* Task details
What is the number of lines that include the word "JSON"? Provide only that figure.

Dataset entries
☆ ☆ ☆ ☆ ☆ ☆ ☆

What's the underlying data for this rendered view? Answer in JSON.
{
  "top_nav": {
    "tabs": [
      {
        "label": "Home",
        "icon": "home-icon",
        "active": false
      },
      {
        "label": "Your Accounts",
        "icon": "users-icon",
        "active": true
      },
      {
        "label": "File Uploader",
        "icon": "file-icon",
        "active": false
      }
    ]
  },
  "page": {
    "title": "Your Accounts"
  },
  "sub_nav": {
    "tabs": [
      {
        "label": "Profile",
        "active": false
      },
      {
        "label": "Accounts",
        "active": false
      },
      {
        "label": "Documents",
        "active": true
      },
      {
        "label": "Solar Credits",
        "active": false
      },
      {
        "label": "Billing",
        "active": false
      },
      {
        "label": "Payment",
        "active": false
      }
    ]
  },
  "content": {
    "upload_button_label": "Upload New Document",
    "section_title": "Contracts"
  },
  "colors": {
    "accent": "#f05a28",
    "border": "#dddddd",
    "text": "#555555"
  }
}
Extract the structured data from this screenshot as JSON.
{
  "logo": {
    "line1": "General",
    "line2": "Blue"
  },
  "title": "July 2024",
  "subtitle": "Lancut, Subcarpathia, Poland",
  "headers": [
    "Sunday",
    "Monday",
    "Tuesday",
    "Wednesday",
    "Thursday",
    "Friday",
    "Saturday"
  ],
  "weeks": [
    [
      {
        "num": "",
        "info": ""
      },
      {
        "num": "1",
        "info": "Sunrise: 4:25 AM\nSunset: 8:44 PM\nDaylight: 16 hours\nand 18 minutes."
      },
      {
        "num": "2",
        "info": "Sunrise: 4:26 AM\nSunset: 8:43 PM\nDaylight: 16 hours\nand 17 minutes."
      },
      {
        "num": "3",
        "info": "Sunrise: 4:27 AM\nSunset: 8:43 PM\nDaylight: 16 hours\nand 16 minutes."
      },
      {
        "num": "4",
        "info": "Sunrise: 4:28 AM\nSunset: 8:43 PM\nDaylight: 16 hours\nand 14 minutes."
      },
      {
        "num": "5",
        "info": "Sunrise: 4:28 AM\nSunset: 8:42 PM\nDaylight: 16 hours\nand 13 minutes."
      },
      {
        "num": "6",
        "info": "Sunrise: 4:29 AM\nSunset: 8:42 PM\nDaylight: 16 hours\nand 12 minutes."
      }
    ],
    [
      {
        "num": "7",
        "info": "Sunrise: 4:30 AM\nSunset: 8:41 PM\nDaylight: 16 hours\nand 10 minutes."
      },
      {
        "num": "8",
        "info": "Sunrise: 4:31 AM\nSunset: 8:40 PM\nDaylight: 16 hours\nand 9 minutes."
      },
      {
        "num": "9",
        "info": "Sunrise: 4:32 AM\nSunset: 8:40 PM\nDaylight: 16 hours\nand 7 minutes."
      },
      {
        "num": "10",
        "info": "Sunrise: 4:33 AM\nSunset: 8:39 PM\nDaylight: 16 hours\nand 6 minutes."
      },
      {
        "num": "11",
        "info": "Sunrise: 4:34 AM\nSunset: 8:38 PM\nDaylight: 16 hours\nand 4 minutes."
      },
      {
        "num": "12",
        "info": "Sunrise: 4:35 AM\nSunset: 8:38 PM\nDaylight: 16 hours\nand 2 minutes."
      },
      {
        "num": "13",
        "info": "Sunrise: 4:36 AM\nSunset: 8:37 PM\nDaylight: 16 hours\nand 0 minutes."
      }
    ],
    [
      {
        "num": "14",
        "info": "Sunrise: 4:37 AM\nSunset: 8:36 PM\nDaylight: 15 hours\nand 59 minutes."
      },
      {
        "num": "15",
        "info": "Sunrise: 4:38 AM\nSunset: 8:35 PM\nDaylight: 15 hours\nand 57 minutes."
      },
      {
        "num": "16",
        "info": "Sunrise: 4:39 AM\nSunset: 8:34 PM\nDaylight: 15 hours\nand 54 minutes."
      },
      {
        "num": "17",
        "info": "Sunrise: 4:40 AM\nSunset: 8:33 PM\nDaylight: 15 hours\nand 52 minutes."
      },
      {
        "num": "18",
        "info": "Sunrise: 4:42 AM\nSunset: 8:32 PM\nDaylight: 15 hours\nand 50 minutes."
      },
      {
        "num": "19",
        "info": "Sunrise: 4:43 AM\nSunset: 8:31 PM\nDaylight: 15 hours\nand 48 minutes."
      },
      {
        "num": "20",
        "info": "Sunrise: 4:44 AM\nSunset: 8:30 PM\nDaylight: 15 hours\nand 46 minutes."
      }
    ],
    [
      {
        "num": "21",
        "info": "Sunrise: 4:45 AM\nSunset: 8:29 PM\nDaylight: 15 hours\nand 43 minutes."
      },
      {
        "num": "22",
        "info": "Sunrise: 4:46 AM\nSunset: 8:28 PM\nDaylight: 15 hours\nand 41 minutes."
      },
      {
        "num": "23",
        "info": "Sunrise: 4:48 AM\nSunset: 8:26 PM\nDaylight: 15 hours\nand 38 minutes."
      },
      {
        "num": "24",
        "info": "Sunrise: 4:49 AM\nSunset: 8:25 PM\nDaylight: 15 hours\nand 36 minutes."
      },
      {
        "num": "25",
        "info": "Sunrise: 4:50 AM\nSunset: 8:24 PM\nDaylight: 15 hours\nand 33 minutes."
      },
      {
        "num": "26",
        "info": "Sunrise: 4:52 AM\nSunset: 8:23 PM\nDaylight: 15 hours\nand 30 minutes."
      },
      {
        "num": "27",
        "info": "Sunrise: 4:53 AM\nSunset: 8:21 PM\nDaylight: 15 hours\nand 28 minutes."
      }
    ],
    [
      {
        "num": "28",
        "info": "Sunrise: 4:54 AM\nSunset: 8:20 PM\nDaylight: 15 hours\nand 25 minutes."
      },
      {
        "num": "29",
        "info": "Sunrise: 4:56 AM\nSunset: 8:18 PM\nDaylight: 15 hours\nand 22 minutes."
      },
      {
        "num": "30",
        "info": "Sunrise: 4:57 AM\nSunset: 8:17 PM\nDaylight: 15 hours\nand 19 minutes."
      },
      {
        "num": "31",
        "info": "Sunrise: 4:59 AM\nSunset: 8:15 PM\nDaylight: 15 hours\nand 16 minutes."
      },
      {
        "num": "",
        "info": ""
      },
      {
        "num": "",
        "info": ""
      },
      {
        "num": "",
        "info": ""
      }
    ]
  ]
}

☆ ☆ ☆ ☆ ☆ ☆ ☆

* Correct result
2